▸ **Task objective**
Go through the entries below and print each one exactly, leaving out pictures.

[Records from a dataset]
┌──
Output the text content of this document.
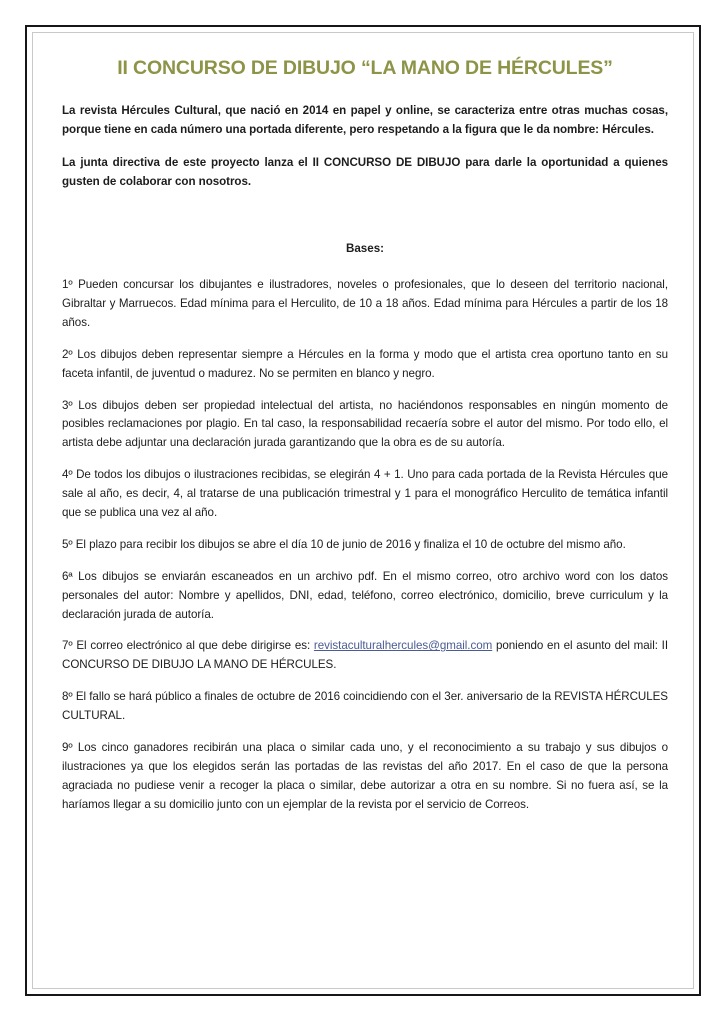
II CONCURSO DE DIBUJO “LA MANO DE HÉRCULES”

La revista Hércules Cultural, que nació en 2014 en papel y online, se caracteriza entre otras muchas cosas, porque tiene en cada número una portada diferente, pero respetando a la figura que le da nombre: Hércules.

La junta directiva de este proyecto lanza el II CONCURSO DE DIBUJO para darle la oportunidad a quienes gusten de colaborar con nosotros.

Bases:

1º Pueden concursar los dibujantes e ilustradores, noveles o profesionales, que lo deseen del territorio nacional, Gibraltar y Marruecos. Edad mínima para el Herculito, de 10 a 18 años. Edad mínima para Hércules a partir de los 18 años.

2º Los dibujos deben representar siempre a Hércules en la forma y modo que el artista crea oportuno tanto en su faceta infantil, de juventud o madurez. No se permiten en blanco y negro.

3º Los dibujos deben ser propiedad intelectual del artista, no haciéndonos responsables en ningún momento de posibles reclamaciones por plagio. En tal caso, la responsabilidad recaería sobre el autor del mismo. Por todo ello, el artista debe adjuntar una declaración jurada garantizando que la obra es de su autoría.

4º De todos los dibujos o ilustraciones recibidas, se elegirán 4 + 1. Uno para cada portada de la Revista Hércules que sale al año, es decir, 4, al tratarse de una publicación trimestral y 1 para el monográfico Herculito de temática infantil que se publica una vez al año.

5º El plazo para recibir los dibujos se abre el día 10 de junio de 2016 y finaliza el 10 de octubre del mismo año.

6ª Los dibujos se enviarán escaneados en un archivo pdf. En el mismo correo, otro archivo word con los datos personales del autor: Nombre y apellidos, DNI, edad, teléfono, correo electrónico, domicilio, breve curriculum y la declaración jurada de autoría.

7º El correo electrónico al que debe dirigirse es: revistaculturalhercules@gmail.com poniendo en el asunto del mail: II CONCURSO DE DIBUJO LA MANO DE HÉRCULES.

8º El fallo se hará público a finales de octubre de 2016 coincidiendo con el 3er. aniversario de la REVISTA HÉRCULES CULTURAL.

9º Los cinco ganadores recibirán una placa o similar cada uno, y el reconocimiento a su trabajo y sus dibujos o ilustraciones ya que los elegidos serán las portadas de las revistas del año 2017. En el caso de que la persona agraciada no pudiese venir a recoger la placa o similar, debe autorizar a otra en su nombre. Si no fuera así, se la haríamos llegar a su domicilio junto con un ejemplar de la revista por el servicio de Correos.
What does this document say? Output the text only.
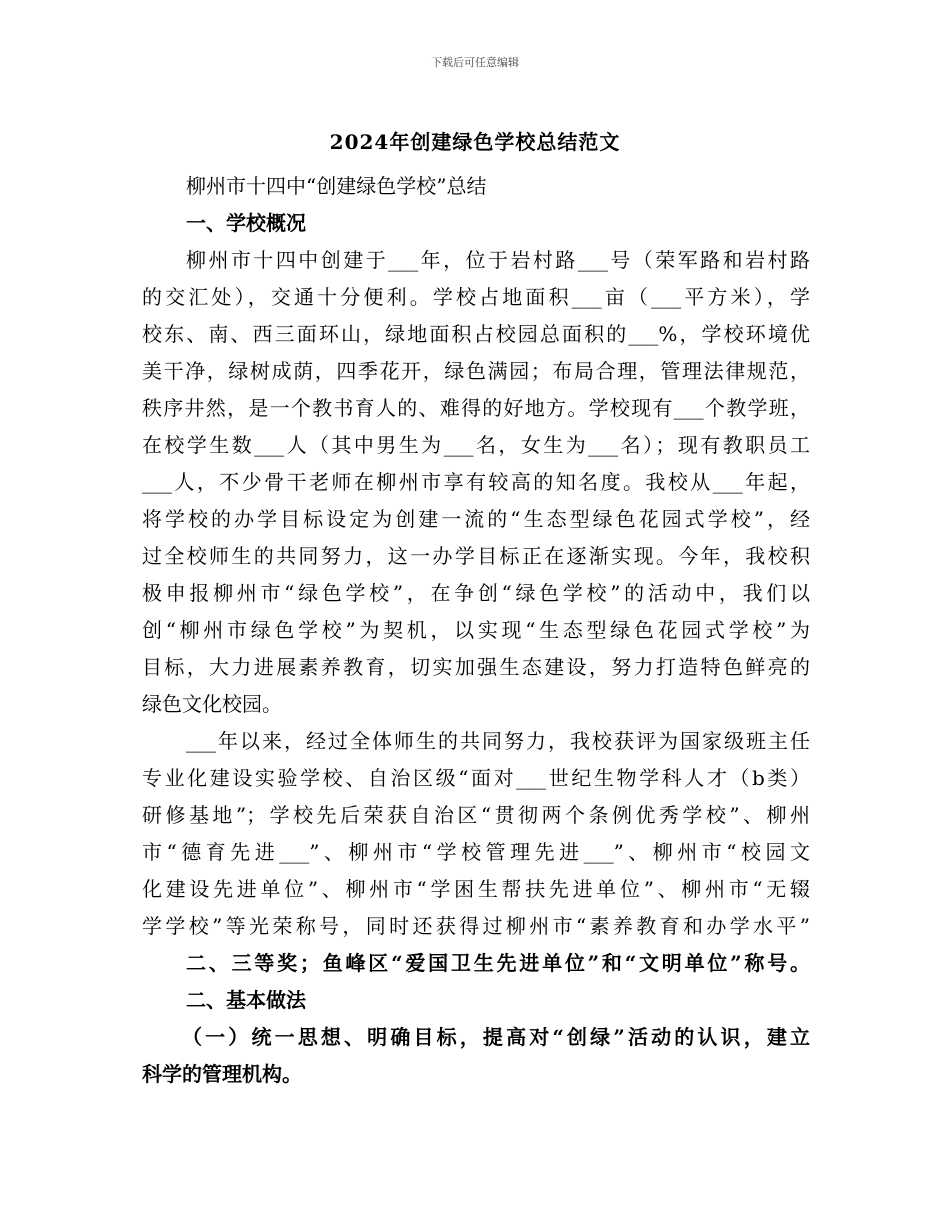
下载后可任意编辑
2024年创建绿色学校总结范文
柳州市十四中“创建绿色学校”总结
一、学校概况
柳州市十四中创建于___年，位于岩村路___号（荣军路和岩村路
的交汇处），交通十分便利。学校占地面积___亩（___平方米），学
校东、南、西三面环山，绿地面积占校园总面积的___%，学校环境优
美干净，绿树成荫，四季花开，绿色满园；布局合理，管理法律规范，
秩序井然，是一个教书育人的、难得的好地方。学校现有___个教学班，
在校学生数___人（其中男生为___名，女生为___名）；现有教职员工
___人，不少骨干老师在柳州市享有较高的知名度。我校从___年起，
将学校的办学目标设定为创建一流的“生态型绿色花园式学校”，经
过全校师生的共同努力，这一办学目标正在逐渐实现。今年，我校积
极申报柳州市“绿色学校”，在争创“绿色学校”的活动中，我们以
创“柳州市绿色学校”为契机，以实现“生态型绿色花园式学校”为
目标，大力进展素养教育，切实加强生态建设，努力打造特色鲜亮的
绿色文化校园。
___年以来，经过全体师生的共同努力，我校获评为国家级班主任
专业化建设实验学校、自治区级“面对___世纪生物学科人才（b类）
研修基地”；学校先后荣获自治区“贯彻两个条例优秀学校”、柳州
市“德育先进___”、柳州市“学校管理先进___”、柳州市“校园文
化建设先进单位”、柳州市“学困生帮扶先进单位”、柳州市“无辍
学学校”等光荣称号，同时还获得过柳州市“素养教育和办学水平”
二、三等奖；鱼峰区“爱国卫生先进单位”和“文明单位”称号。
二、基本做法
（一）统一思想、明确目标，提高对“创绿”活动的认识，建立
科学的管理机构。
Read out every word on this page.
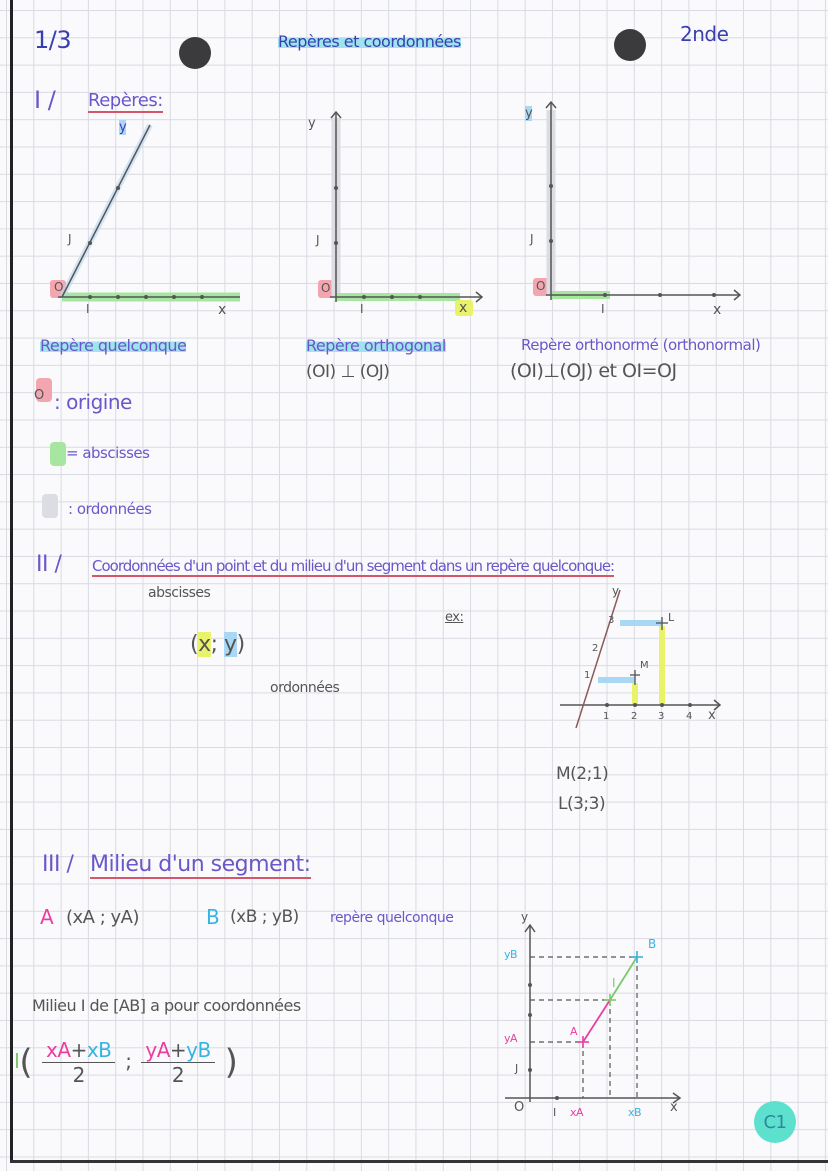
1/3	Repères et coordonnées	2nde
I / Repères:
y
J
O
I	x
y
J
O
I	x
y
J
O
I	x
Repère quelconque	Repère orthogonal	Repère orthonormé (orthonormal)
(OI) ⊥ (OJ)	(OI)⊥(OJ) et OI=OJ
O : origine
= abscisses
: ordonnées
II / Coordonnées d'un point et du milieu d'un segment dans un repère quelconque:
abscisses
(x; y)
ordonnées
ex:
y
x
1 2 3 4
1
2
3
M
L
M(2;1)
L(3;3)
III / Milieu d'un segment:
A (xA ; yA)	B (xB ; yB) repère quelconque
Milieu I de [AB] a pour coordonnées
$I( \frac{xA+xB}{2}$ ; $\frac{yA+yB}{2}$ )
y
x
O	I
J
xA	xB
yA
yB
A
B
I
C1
└──
▸ **Written answer**
Output the text content of this document.
II CONCURSO DE DIBUJO “LA MANO DE HÉRCULES”

La revista Hércules Cultural, que nació en 2014 en papel y online, se caracteriza entre otras muchas cosas, porque tiene en cada número una portada diferente, pero respetando a la figura que le da nombre: Hércules.

La junta directiva de este proyecto lanza el II CONCURSO DE DIBUJO para darle la oportunidad a quienes gusten de colaborar con nosotros.

Bases:

1º Pueden concursar los dibujantes e ilustradores, noveles o profesionales, que lo deseen del territorio nacional, Gibraltar y Marruecos. Edad mínima para el Herculito, de 10 a 18 años. Edad mínima para Hércules a partir de los 18 años.

2º Los dibujos deben representar siempre a Hércules en la forma y modo que el artista crea oportuno tanto en su faceta infantil, de juventud o madurez. No se permiten en blanco y negro.

3º Los dibujos deben ser propiedad intelectual del artista, no haciéndonos responsables en ningún momento de posibles reclamaciones por plagio. En tal caso, la responsabilidad recaería sobre el autor del mismo. Por todo ello, el artista debe adjuntar una declaración jurada garantizando que la obra es de su autoría.

4º De todos los dibujos o ilustraciones recibidas, se elegirán 4 + 1. Uno para cada portada de la Revista Hércules que sale al año, es decir, 4, al tratarse de una publicación trimestral y 1 para el monográfico Herculito de temática infantil que se publica una vez al año.

5º El plazo para recibir los dibujos se abre el día 10 de junio de 2016 y finaliza el 10 de octubre del mismo año.

6ª Los dibujos se enviarán escaneados en un archivo pdf. En el mismo correo, otro archivo word con los datos personales del autor: Nombre y apellidos, DNI, edad, teléfono, correo electrónico, domicilio, breve curriculum y la declaración jurada de autoría.

7º El correo electrónico al que debe dirigirse es: revistaculturalhercules@gmail.com poniendo en el asunto del mail: II CONCURSO DE DIBUJO LA MANO DE HÉRCULES.

8º El fallo se hará público a finales de octubre de 2016 coincidiendo con el 3er. aniversario de la REVISTA HÉRCULES CULTURAL.

9º Los cinco ganadores recibirán una placa o similar cada uno, y el reconocimiento a su trabajo y sus dibujos o ilustraciones ya que los elegidos serán las portadas de las revistas del año 2017. En el caso de que la persona agraciada no pudiese venir a recoger la placa o similar, debe autorizar a otra en su nombre. Si no fuera así, se la haríamos llegar a su domicilio junto con un ejemplar de la revista por el servicio de Correos.
What does this document say? Output the text only.
下载后可任意编辑
2024年创建绿色学校总结范文
柳州市十四中“创建绿色学校”总结
一、学校概况
柳州市十四中创建于___年，位于岩村路___号（荣军路和岩村路
的交汇处），交通十分便利。学校占地面积___亩（___平方米），学
校东、南、西三面环山，绿地面积占校园总面积的___%，学校环境优
美干净，绿树成荫，四季花开，绿色满园；布局合理，管理法律规范，
秩序井然，是一个教书育人的、难得的好地方。学校现有___个教学班，
在校学生数___人（其中男生为___名，女生为___名）；现有教职员工
___人，不少骨干老师在柳州市享有较高的知名度。我校从___年起，
将学校的办学目标设定为创建一流的“生态型绿色花园式学校”，经
过全校师生的共同努力，这一办学目标正在逐渐实现。今年，我校积
极申报柳州市“绿色学校”，在争创“绿色学校”的活动中，我们以
创“柳州市绿色学校”为契机，以实现“生态型绿色花园式学校”为
目标，大力进展素养教育，切实加强生态建设，努力打造特色鲜亮的
绿色文化校园。
___年以来，经过全体师生的共同努力，我校获评为国家级班主任
专业化建设实验学校、自治区级“面对___世纪生物学科人才（b类）
研修基地”；学校先后荣获自治区“贯彻两个条例优秀学校”、柳州
市“德育先进___”、柳州市“学校管理先进___”、柳州市“校园文
化建设先进单位”、柳州市“学困生帮扶先进单位”、柳州市“无辍
学学校”等光荣称号，同时还获得过柳州市“素养教育和办学水平”
二、三等奖；鱼峰区“爱国卫生先进单位”和“文明单位”称号。
二、基本做法
（一）统一思想、明确目标，提高对“创绿”活动的认识，建立
科学的管理机构。
Read out every word on this page.
1/3	Repères et coordonnées	2nde
I / Repères:
y
J
O
I	x
y
J
O
I	x
y
J
O
I	x
Repère quelconque	Repère orthogonal	Repère orthonormé (orthonormal)
(OI) ⊥ (OJ)	(OI)⊥(OJ) et OI=OJ
O : origine
= abscisses
: ordonnées
II / Coordonnées d'un point et du milieu d'un segment dans un repère quelconque:
abscisses
(x; y)
ordonnées
ex:
y
x
1 2 3 4
1
2
3
M
L
M(2;1)
L(3;3)
III / Milieu d'un segment:
A (xA ; yA)	B (xB ; yB) repère quelconque
Milieu I de [AB] a pour coordonnées
$I( \frac{xA+xB}{2}$ ; $\frac{yA+yB}{2}$ )
y
x
O	I
J
xA	xB
yA
yB
A
B
I
C1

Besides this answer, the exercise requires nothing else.